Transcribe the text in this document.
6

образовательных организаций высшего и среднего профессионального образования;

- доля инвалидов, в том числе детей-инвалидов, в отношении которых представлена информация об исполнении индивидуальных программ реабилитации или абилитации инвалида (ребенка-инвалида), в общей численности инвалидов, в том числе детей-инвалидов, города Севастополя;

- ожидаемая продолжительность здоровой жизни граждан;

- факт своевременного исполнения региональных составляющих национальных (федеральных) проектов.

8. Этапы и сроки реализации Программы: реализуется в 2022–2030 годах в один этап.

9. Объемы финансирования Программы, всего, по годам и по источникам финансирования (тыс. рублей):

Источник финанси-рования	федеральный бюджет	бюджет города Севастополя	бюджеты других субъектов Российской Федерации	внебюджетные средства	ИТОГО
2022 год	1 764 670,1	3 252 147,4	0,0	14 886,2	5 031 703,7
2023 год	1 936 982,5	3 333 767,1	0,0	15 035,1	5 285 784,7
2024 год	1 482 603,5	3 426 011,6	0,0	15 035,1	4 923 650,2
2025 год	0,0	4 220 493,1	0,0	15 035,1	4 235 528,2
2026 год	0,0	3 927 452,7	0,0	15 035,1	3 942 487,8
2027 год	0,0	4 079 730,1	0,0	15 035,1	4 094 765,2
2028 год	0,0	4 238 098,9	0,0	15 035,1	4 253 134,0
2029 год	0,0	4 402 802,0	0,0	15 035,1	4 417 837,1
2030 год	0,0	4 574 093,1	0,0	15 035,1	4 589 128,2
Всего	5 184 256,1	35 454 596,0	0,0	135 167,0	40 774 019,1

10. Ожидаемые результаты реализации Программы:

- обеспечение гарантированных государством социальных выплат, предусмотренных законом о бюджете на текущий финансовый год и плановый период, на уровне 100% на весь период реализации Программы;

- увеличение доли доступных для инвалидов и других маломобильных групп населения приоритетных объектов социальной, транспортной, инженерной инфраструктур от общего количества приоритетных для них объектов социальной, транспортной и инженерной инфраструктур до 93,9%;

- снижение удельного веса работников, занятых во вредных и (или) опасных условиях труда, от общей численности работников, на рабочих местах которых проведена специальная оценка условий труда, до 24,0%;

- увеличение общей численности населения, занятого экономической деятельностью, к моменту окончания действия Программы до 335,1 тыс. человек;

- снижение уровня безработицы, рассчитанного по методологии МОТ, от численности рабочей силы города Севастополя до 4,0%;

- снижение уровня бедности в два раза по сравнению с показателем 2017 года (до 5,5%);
━━━━━━━━━━━━━━━━
Scan the listing above for the word "Программы" and copy every line that holds it.

8. Этапы и сроки реализации Программы: реализуется в 2022–2030 годах в один этап.
9. Объемы финансирования Программы, всего, по годам и по источникам финансирования (тыс. рублей):
10. Ожидаемые результаты реализации Программы:
- обеспечение гарантированных государством социальных выплат, предусмотренных законом о бюджете на текущий финансовый год и плановый период, на уровне 100% на весь период реализации Программы;
- увеличение общей численности населения, занятого экономической деятельностью, к моменту окончания действия Программы до 335,1 тыс. человек;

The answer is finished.